§ **Your goal**:
Repeat the material verbatim and drop the pictures.
———
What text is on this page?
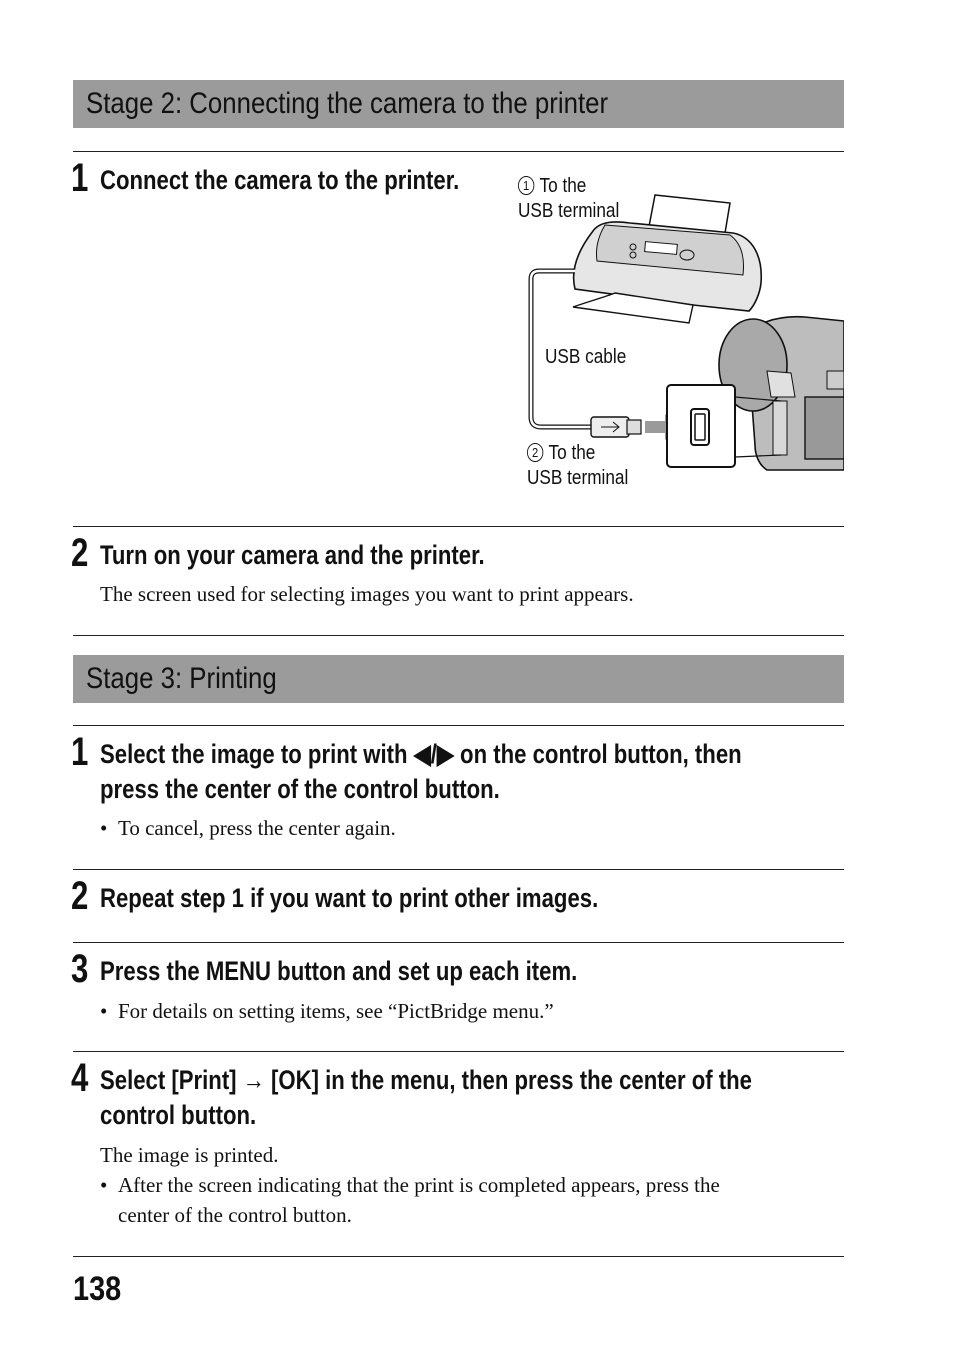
Stage 2: Connecting the camera to the printer
1 Connect the camera to the printer.	1 To the
USB terminal
USB cable
2 To the
USB terminal
2 Turn on your camera and the printer.
The screen used for selecting images you want to print appears.
Stage 3: Printing
1 Select the image to print with ◀/▶ on the control button, then
press the center of the control button.
• To cancel, press the center again.
2 Repeat step 1 if you want to print other images.
3 Press the MENU button and set up each item.
• For details on setting items, see “PictBridge menu.”
4 Select [Print] → [OK] in the menu, then press the center of the
control button.
The image is printed.
• After the screen indicating that the print is completed appears, press the
center of the control button.
138
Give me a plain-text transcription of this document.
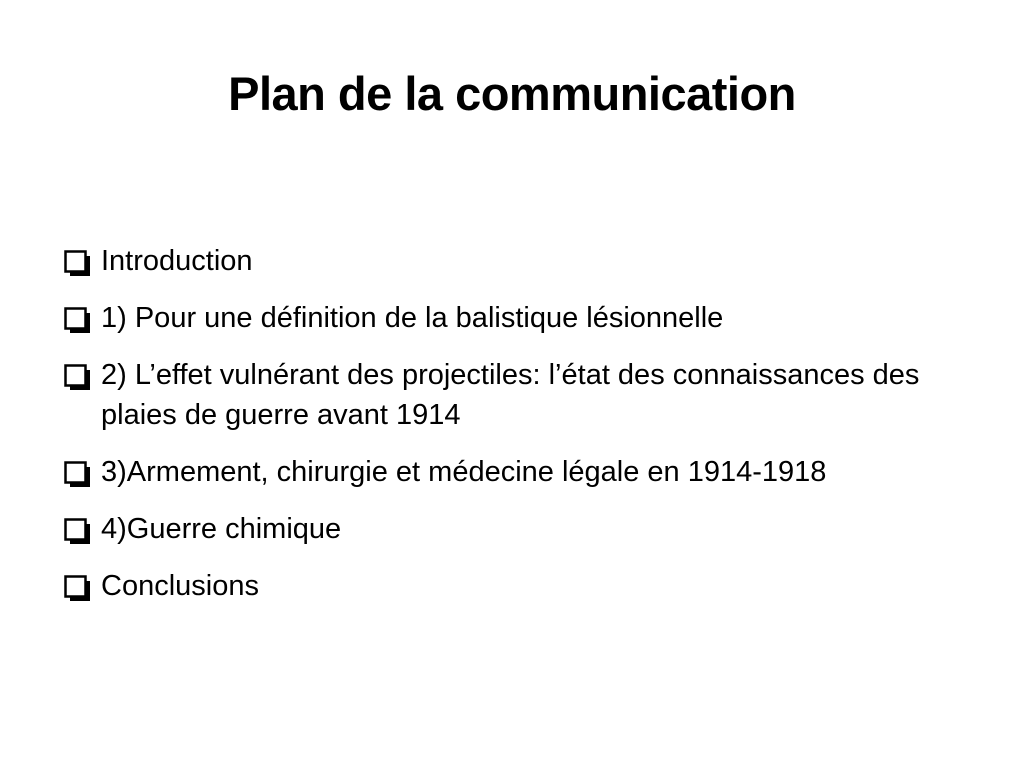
Plan de la communication
Introduction
1) Pour une définition de la balistique lésionnelle
2) L’effet vulnérant des projectiles: l’état des connaissances des plaies de guerre avant 1914
3)Armement, chirurgie et médecine légale en 1914-1918
4)Guerre chimique
Conclusions
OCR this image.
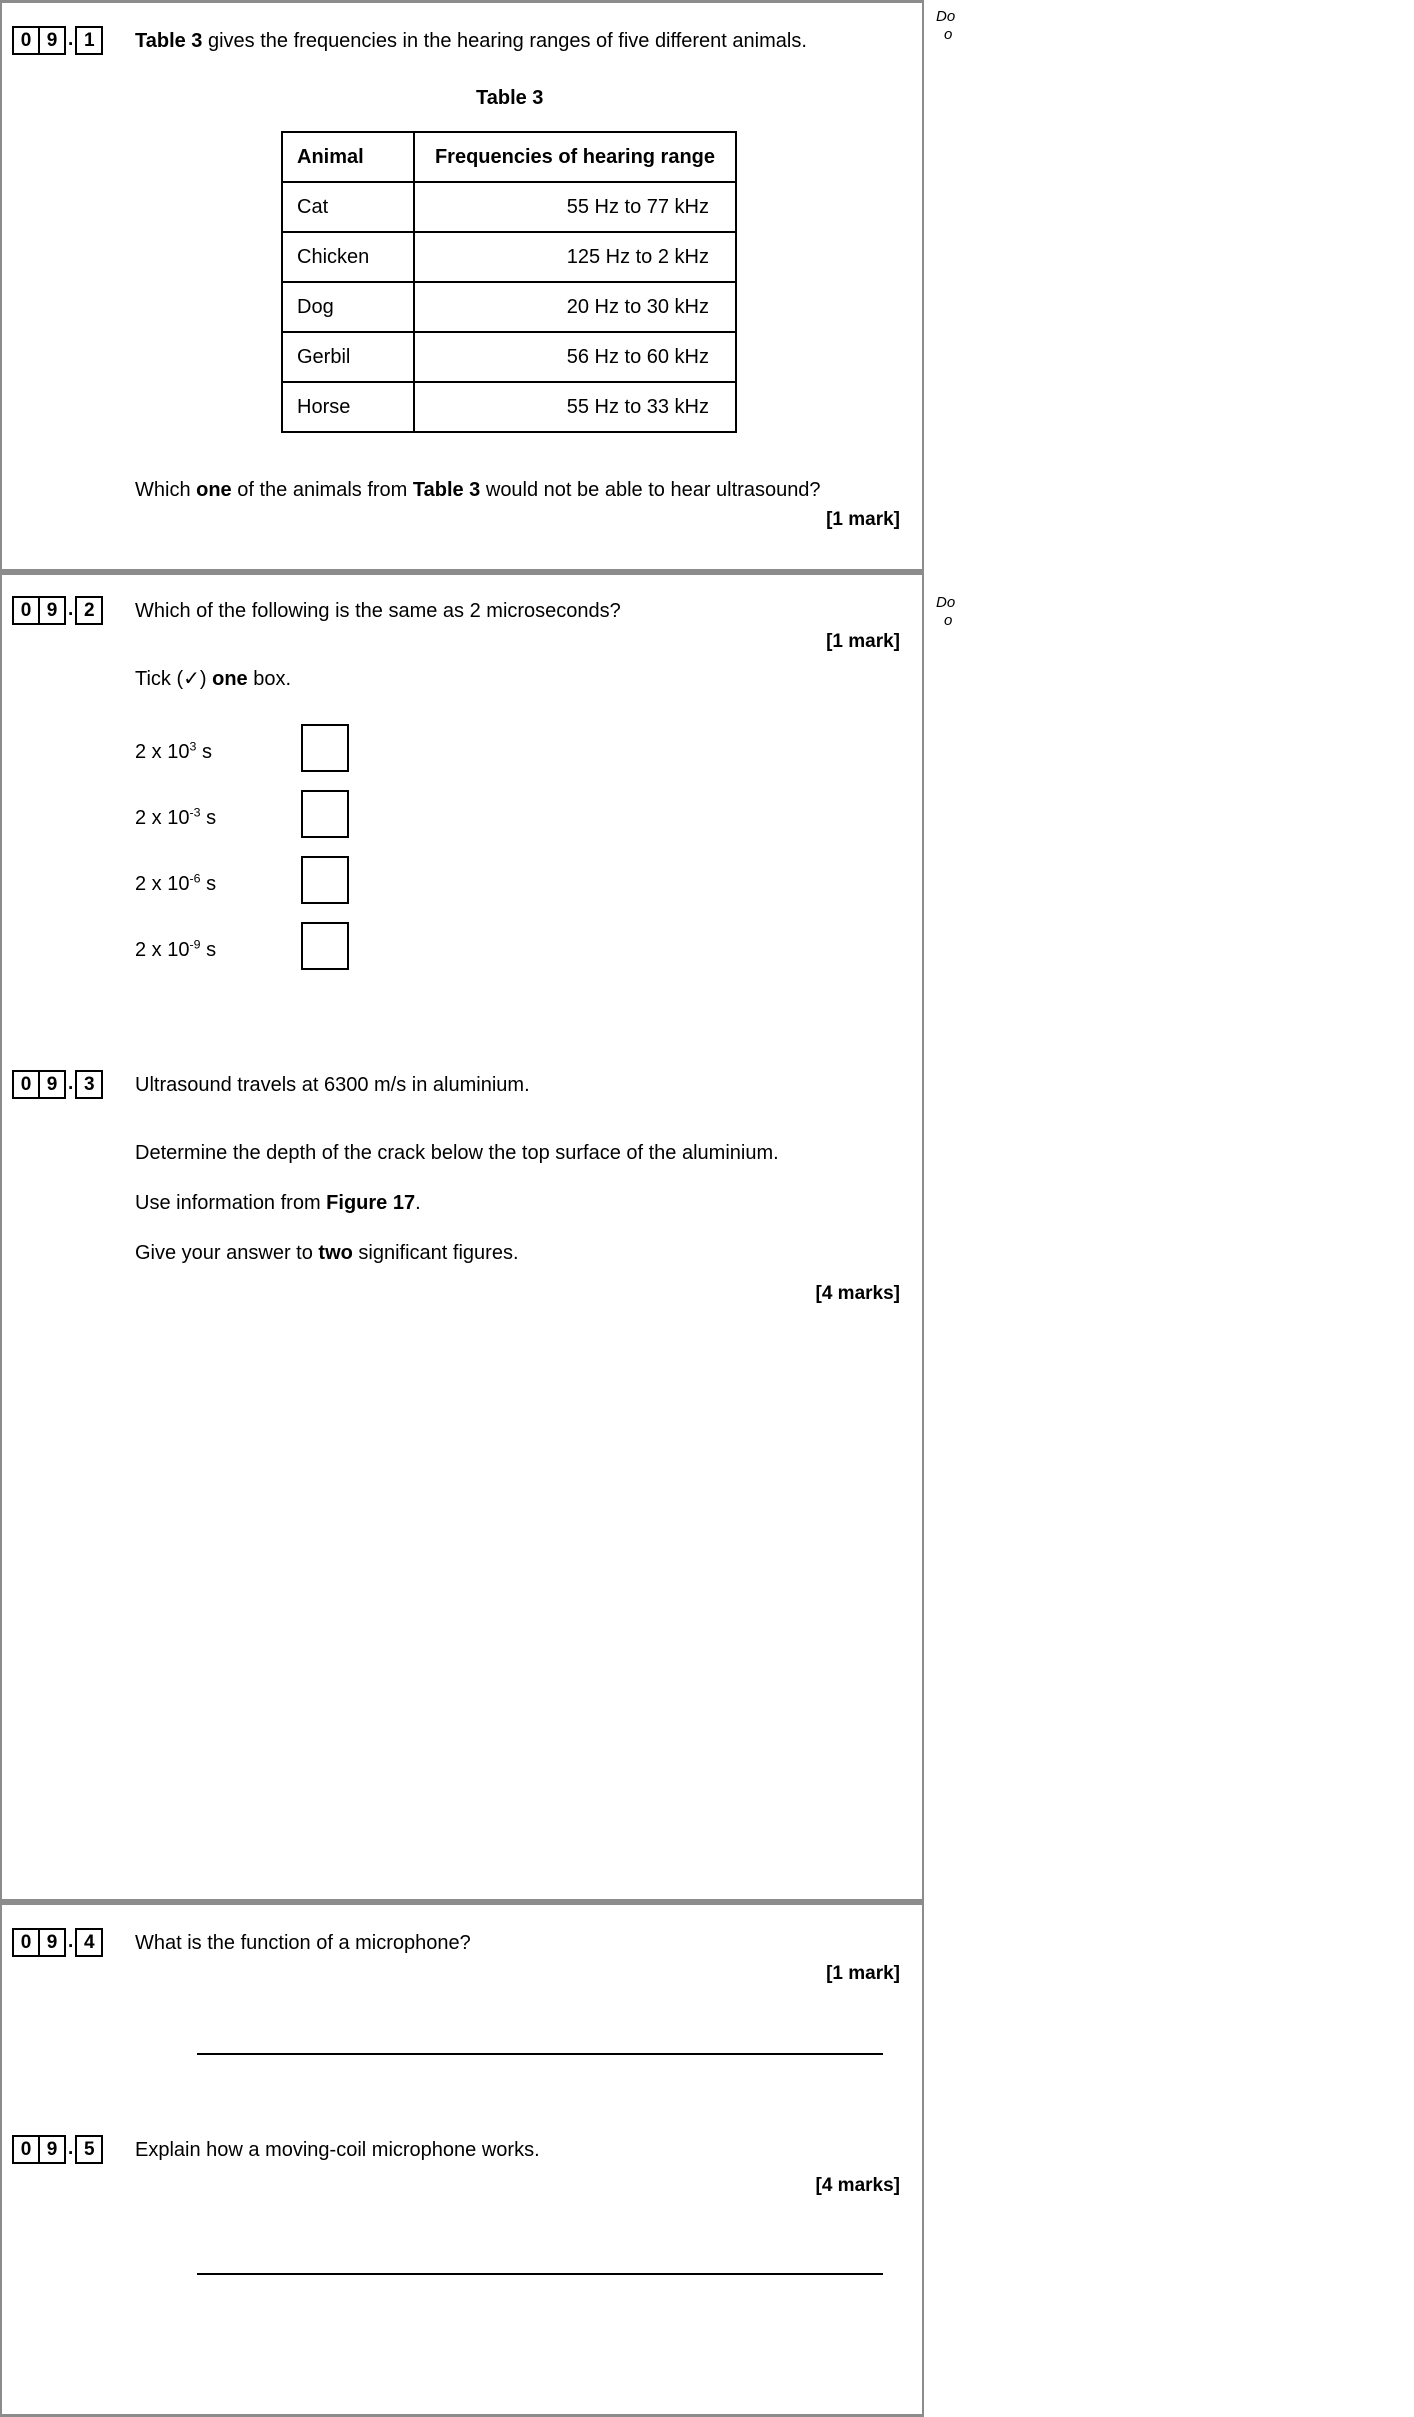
Do
o
Do
o
0 9 . 1	Table 3 gives the frequencies in the hearing ranges of five different animals.
Table 3
Animal	Frequencies of hearing range
Cat	55 Hz to 77 kHz
Chicken	125 Hz to 2 kHz
Dog	20 Hz to 30 kHz
Gerbil	56 Hz to 60 kHz
Horse	55 Hz to 33 kHz
Which one of the animals from Table 3 would not be able to hear ultrasound?
[1 mark]
0 9 . 2	Which of the following is the same as 2 microseconds?
[1 mark]
Tick (✓) one box.
2 x $10^3$ s
2 x $10^{-3}$ s
2 x $10^{-6}$ s
2 x $10^{-9}$ s
0 9 . 3	Ultrasound travels at 6300 m/s in aluminium.
Determine the depth of the crack below the top surface of the aluminium.
Use information from Figure 17.
Give your answer to two significant figures.
[4 marks]
0 9 . 4	What is the function of a microphone?
[1 mark]
0 9 . 5	Explain how a moving-coil microphone works.
[4 marks]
———
§ **Written reply**:
What text is on this page?
Stage 2: Connecting the camera to the printer
1 Connect the camera to the printer.	1 To the
USB terminal
USB cable
2 To the
USB terminal
2 Turn on your camera and the printer.
The screen used for selecting images you want to print appears.
Stage 3: Printing
1 Select the image to print with ◀/▶ on the control button, then
press the center of the control button.
• To cancel, press the center again.
2 Repeat step 1 if you want to print other images.
3 Press the MENU button and set up each item.
• For details on setting items, see “PictBridge menu.”
4 Select [Print] → [OK] in the menu, then press the center of the
control button.
The image is printed.
• After the screen indicating that the print is completed appears, press the
center of the control button.
138
Give me a plain-text transcription of this document.
Plan de la communication
Introduction
1) Pour une définition de la balistique lésionnelle
2) L’effet vulnérant des projectiles: l’état des connaissances des plaies de guerre avant 1914
3)Armement, chirurgie et médecine légale en 1914-1918
4)Guerre chimique
Conclusions
OCR this image.
Do
o
Do
o
0 9 . 1	Table 3 gives the frequencies in the hearing ranges of five different animals.
Table 3
Animal	Frequencies of hearing range
Cat	55 Hz to 77 kHz
Chicken	125 Hz to 2 kHz
Dog	20 Hz to 30 kHz
Gerbil	56 Hz to 60 kHz
Horse	55 Hz to 33 kHz
Which one of the animals from Table 3 would not be able to hear ultrasound?
[1 mark]
0 9 . 2	Which of the following is the same as 2 microseconds?
[1 mark]
Tick (✓) one box.
2 x $10^3$ s
2 x $10^{-3}$ s
2 x $10^{-6}$ s
2 x $10^{-9}$ s
0 9 . 3	Ultrasound travels at 6300 m/s in aluminium.
Determine the depth of the crack below the top surface of the aluminium.
Use information from Figure 17.
Give your answer to two significant figures.
[4 marks]
0 9 . 4	What is the function of a microphone?
[1 mark]
0 9 . 5	Explain how a moving-coil microphone works.
[4 marks]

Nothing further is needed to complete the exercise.